[Figure collection entries]
-=-=-=-=-

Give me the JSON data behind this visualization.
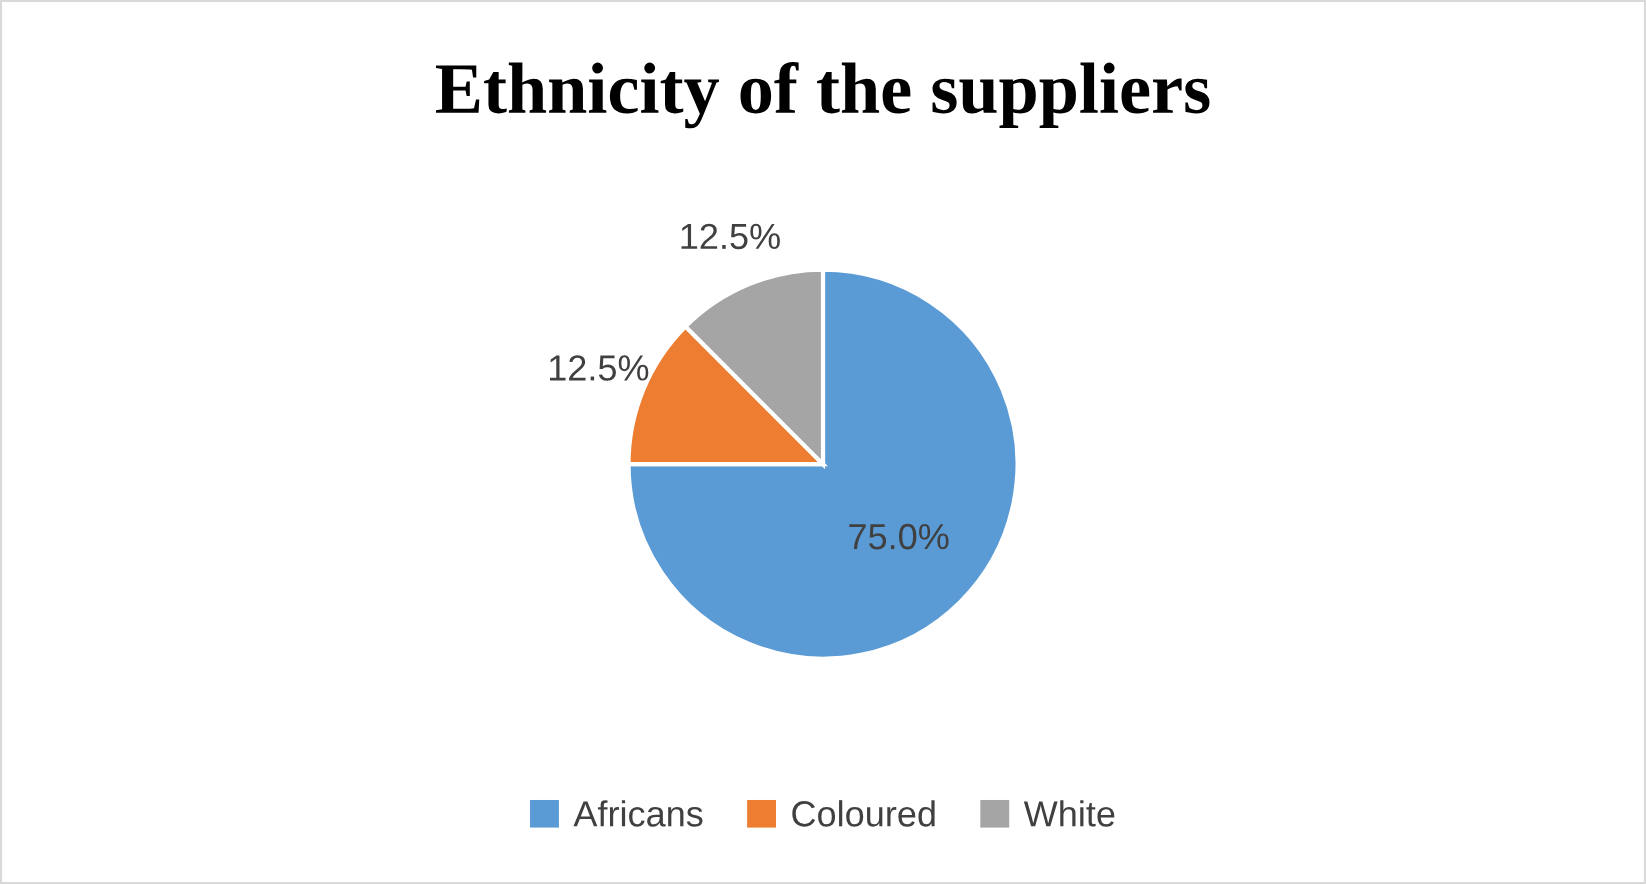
{
  "chart_data": {
    "type": "pie",
    "title": "Ethnicity of the suppliers",
    "categories": [
      "Africans",
      "Coloured",
      "White"
    ],
    "values": [
      75,
      12.5,
      12.5
    ],
    "colors": [
      "#5b9bd5",
      "#ed7d31",
      "#a5a5a5"
    ],
    "value_labels": [
      "75.0%",
      "12.5%",
      "12.5%"
    ],
    "legend": "bottom"
  }
}
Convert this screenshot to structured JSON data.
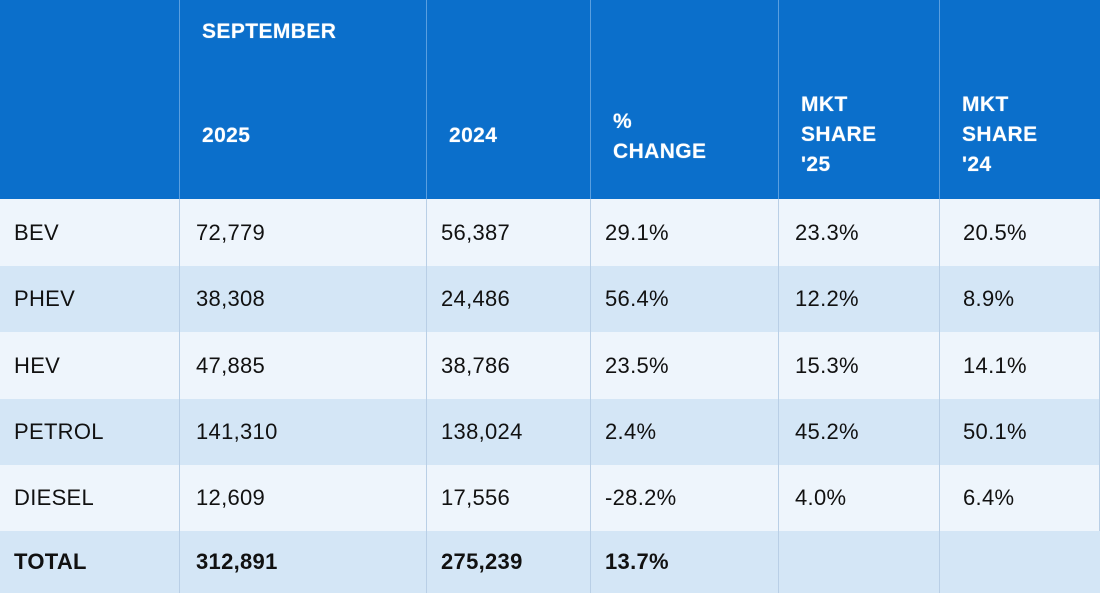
{
  "header": {
    "month": "SEPTEMBER",
    "col_2025": "2025",
    "col_2024": "2024",
    "pct_change": [
      "%",
      "CHANGE"
    ],
    "mkt_share_25": [
      "MKT",
      "SHARE",
      "'25"
    ],
    "mkt_share_24": [
      "MKT",
      "SHARE",
      "'24"
    ]
  },
  "rows": [
    {
      "type": "BEV",
      "v2025": "72,779",
      "v2024": "56,387",
      "change": "29.1%",
      "share25": "23.3%",
      "share24": "20.5%"
    },
    {
      "type": "PHEV",
      "v2025": "38,308",
      "v2024": "24,486",
      "change": "56.4%",
      "share25": "12.2%",
      "share24": "8.9%"
    },
    {
      "type": "HEV",
      "v2025": "47,885",
      "v2024": "38,786",
      "change": "23.5%",
      "share25": "15.3%",
      "share24": "14.1%"
    },
    {
      "type": "PETROL",
      "v2025": "141,310",
      "v2024": "138,024",
      "change": "2.4%",
      "share25": "45.2%",
      "share24": "50.1%"
    },
    {
      "type": "DIESEL",
      "v2025": "12,609",
      "v2024": "17,556",
      "change": "-28.2%",
      "share25": "4.0%",
      "share24": "6.4%"
    }
  ],
  "total": {
    "type": "TOTAL",
    "v2025": "312,891",
    "v2024": "275,239",
    "change": "13.7%",
    "share25": "",
    "share24": ""
  },
  "colors": {
    "header_bg": "#0b6fcb",
    "row_light": "#eef5fc",
    "row_dark": "#d4e6f6"
  }
}
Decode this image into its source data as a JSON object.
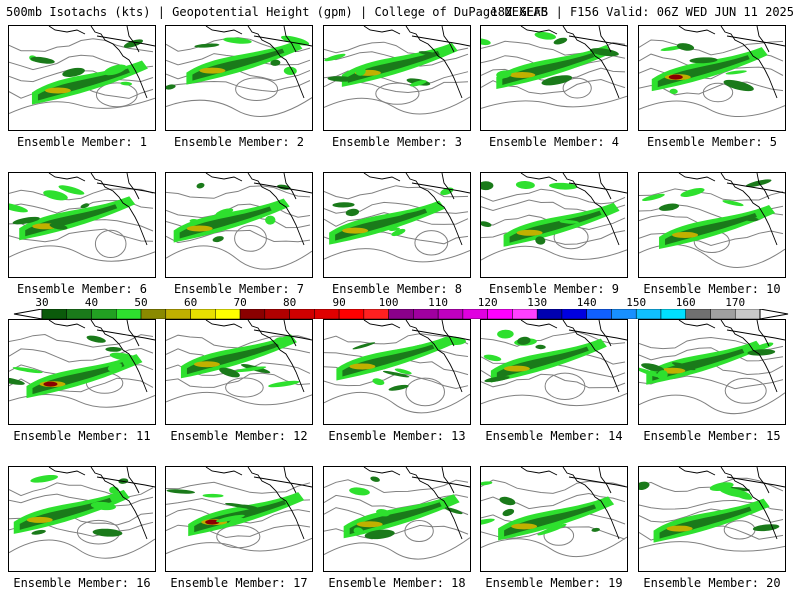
{
  "header": {
    "title_left": "500mb Isotachs (kts) | Geopotential Height (gpm) | College of DuPage NEXLAB",
    "title_right": "18Z GEFS | F156 Valid: 06Z WED JUN 11 2025"
  },
  "member_prefix": "Ensemble Member:",
  "members": [
    {
      "label": "Ensemble Member: 1"
    },
    {
      "label": "Ensemble Member: 2"
    },
    {
      "label": "Ensemble Member: 3"
    },
    {
      "label": "Ensemble Member: 4"
    },
    {
      "label": "Ensemble Member: 5"
    },
    {
      "label": "Ensemble Member: 6"
    },
    {
      "label": "Ensemble Member: 7"
    },
    {
      "label": "Ensemble Member: 8"
    },
    {
      "label": "Ensemble Member: 9"
    },
    {
      "label": "Ensemble Member: 10"
    },
    {
      "label": "Ensemble Member: 11"
    },
    {
      "label": "Ensemble Member: 12"
    },
    {
      "label": "Ensemble Member: 13"
    },
    {
      "label": "Ensemble Member: 14"
    },
    {
      "label": "Ensemble Member: 15"
    },
    {
      "label": "Ensemble Member: 16"
    },
    {
      "label": "Ensemble Member: 17"
    },
    {
      "label": "Ensemble Member: 18"
    },
    {
      "label": "Ensemble Member: 19"
    },
    {
      "label": "Ensemble Member: 20"
    }
  ],
  "colorbar": {
    "tick_labels": [
      "30",
      "40",
      "50",
      "60",
      "70",
      "80",
      "90",
      "100",
      "110",
      "120",
      "130",
      "140",
      "150",
      "160",
      "170"
    ],
    "bins": [
      {
        "min": 30,
        "max": 35,
        "color": "#0b5a0b"
      },
      {
        "min": 35,
        "max": 40,
        "color": "#1a7a1a"
      },
      {
        "min": 40,
        "max": 45,
        "color": "#22a022"
      },
      {
        "min": 45,
        "max": 50,
        "color": "#2ee02e"
      },
      {
        "min": 50,
        "max": 55,
        "color": "#8a8a00"
      },
      {
        "min": 55,
        "max": 60,
        "color": "#c0b000"
      },
      {
        "min": 60,
        "max": 65,
        "color": "#e8e000"
      },
      {
        "min": 65,
        "max": 70,
        "color": "#ffff00"
      },
      {
        "min": 70,
        "max": 75,
        "color": "#8b0000"
      },
      {
        "min": 75,
        "max": 80,
        "color": "#b00000"
      },
      {
        "min": 80,
        "max": 85,
        "color": "#d00000"
      },
      {
        "min": 85,
        "max": 90,
        "color": "#e00000"
      },
      {
        "min": 90,
        "max": 95,
        "color": "#ff0000"
      },
      {
        "min": 95,
        "max": 100,
        "color": "#ff2020"
      },
      {
        "min": 100,
        "max": 105,
        "color": "#8b008b"
      },
      {
        "min": 105,
        "max": 110,
        "color": "#a000a0"
      },
      {
        "min": 110,
        "max": 115,
        "color": "#c000c0"
      },
      {
        "min": 115,
        "max": 120,
        "color": "#e000e0"
      },
      {
        "min": 120,
        "max": 125,
        "color": "#ff00ff"
      },
      {
        "min": 125,
        "max": 130,
        "color": "#ff40ff"
      },
      {
        "min": 130,
        "max": 135,
        "color": "#0000b0"
      },
      {
        "min": 135,
        "max": 140,
        "color": "#0000e0"
      },
      {
        "min": 140,
        "max": 145,
        "color": "#1060ff"
      },
      {
        "min": 145,
        "max": 150,
        "color": "#1890ff"
      },
      {
        "min": 150,
        "max": 155,
        "color": "#10c0ff"
      },
      {
        "min": 155,
        "max": 160,
        "color": "#00e0ff"
      },
      {
        "min": 160,
        "max": 165,
        "color": "#707070"
      },
      {
        "min": 165,
        "max": 170,
        "color": "#a0a0a0"
      },
      {
        "min": 170,
        "max": 175,
        "color": "#c8c8c8"
      }
    ]
  },
  "colors": {
    "wind_light": "#2ee02e",
    "wind_mid": "#1a7a1a",
    "wind_dark": "#0b5a0b",
    "wind_yellow": "#c0b000",
    "wind_red": "#8b0000",
    "height_contour": "#808080",
    "coastline": "#000000"
  }
}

-=-=-=-=-

What you will do:
Leave out the pictures and output the rest of the material exactly as written.

Solution to the exercise:
Give me the JSON data behind this visualization.
{
  "chart_data": {
    "type": "pie",
    "title": "Ethnicity of the suppliers",
    "categories": [
      "Africans",
      "Coloured",
      "White"
    ],
    "values": [
      75,
      12.5,
      12.5
    ],
    "colors": [
      "#5b9bd5",
      "#ed7d31",
      "#a5a5a5"
    ],
    "value_labels": [
      "75.0%",
      "12.5%",
      "12.5%"
    ],
    "legend": "bottom"
  }
}
Convert this screenshot to structured JSON data.
{
  "header": {
    "month": "SEPTEMBER",
    "col_2025": "2025",
    "col_2024": "2024",
    "pct_change": [
      "%",
      "CHANGE"
    ],
    "mkt_share_25": [
      "MKT",
      "SHARE",
      "'25"
    ],
    "mkt_share_24": [
      "MKT",
      "SHARE",
      "'24"
    ]
  },
  "rows": [
    {
      "type": "BEV",
      "v2025": "72,779",
      "v2024": "56,387",
      "change": "29.1%",
      "share25": "23.3%",
      "share24": "20.5%"
    },
    {
      "type": "PHEV",
      "v2025": "38,308",
      "v2024": "24,486",
      "change": "56.4%",
      "share25": "12.2%",
      "share24": "8.9%"
    },
    {
      "type": "HEV",
      "v2025": "47,885",
      "v2024": "38,786",
      "change": "23.5%",
      "share25": "15.3%",
      "share24": "14.1%"
    },
    {
      "type": "PETROL",
      "v2025": "141,310",
      "v2024": "138,024",
      "change": "2.4%",
      "share25": "45.2%",
      "share24": "50.1%"
    },
    {
      "type": "DIESEL",
      "v2025": "12,609",
      "v2024": "17,556",
      "change": "-28.2%",
      "share25": "4.0%",
      "share24": "6.4%"
    }
  ],
  "total": {
    "type": "TOTAL",
    "v2025": "312,891",
    "v2024": "275,239",
    "change": "13.7%",
    "share25": "",
    "share24": ""
  },
  "colors": {
    "header_bg": "#0b6fcb",
    "row_light": "#eef5fc",
    "row_dark": "#d4e6f6"
  }
}
Decode this image into its source data as a JSON object.
{
  "header": {
    "title_left": "500mb Isotachs (kts) | Geopotential Height (gpm) | College of DuPage NEXLAB",
    "title_right": "18Z GEFS | F156 Valid: 06Z WED JUN 11 2025"
  },
  "member_prefix": "Ensemble Member:",
  "members": [
    {
      "label": "Ensemble Member: 1"
    },
    {
      "label": "Ensemble Member: 2"
    },
    {
      "label": "Ensemble Member: 3"
    },
    {
      "label": "Ensemble Member: 4"
    },
    {
      "label": "Ensemble Member: 5"
    },
    {
      "label": "Ensemble Member: 6"
    },
    {
      "label": "Ensemble Member: 7"
    },
    {
      "label": "Ensemble Member: 8"
    },
    {
      "label": "Ensemble Member: 9"
    },
    {
      "label": "Ensemble Member: 10"
    },
    {
      "label": "Ensemble Member: 11"
    },
    {
      "label": "Ensemble Member: 12"
    },
    {
      "label": "Ensemble Member: 13"
    },
    {
      "label": "Ensemble Member: 14"
    },
    {
      "label": "Ensemble Member: 15"
    },
    {
      "label": "Ensemble Member: 16"
    },
    {
      "label": "Ensemble Member: 17"
    },
    {
      "label": "Ensemble Member: 18"
    },
    {
      "label": "Ensemble Member: 19"
    },
    {
      "label": "Ensemble Member: 20"
    }
  ],
  "colorbar": {
    "tick_labels": [
      "30",
      "40",
      "50",
      "60",
      "70",
      "80",
      "90",
      "100",
      "110",
      "120",
      "130",
      "140",
      "150",
      "160",
      "170"
    ],
    "bins": [
      {
        "min": 30,
        "max": 35,
        "color": "#0b5a0b"
      },
      {
        "min": 35,
        "max": 40,
        "color": "#1a7a1a"
      },
      {
        "min": 40,
        "max": 45,
        "color": "#22a022"
      },
      {
        "min": 45,
        "max": 50,
        "color": "#2ee02e"
      },
      {
        "min": 50,
        "max": 55,
        "color": "#8a8a00"
      },
      {
        "min": 55,
        "max": 60,
        "color": "#c0b000"
      },
      {
        "min": 60,
        "max": 65,
        "color": "#e8e000"
      },
      {
        "min": 65,
        "max": 70,
        "color": "#ffff00"
      },
      {
        "min": 70,
        "max": 75,
        "color": "#8b0000"
      },
      {
        "min": 75,
        "max": 80,
        "color": "#b00000"
      },
      {
        "min": 80,
        "max": 85,
        "color": "#d00000"
      },
      {
        "min": 85,
        "max": 90,
        "color": "#e00000"
      },
      {
        "min": 90,
        "max": 95,
        "color": "#ff0000"
      },
      {
        "min": 95,
        "max": 100,
        "color": "#ff2020"
      },
      {
        "min": 100,
        "max": 105,
        "color": "#8b008b"
      },
      {
        "min": 105,
        "max": 110,
        "color": "#a000a0"
      },
      {
        "min": 110,
        "max": 115,
        "color": "#c000c0"
      },
      {
        "min": 115,
        "max": 120,
        "color": "#e000e0"
      },
      {
        "min": 120,
        "max": 125,
        "color": "#ff00ff"
      },
      {
        "min": 125,
        "max": 130,
        "color": "#ff40ff"
      },
      {
        "min": 130,
        "max": 135,
        "color": "#0000b0"
      },
      {
        "min": 135,
        "max": 140,
        "color": "#0000e0"
      },
      {
        "min": 140,
        "max": 145,
        "color": "#1060ff"
      },
      {
        "min": 145,
        "max": 150,
        "color": "#1890ff"
      },
      {
        "min": 150,
        "max": 155,
        "color": "#10c0ff"
      },
      {
        "min": 155,
        "max": 160,
        "color": "#00e0ff"
      },
      {
        "min": 160,
        "max": 165,
        "color": "#707070"
      },
      {
        "min": 165,
        "max": 170,
        "color": "#a0a0a0"
      },
      {
        "min": 170,
        "max": 175,
        "color": "#c8c8c8"
      }
    ]
  },
  "colors": {
    "wind_light": "#2ee02e",
    "wind_mid": "#1a7a1a",
    "wind_dark": "#0b5a0b",
    "wind_yellow": "#c0b000",
    "wind_red": "#8b0000",
    "height_contour": "#808080",
    "coastline": "#000000"
  }
}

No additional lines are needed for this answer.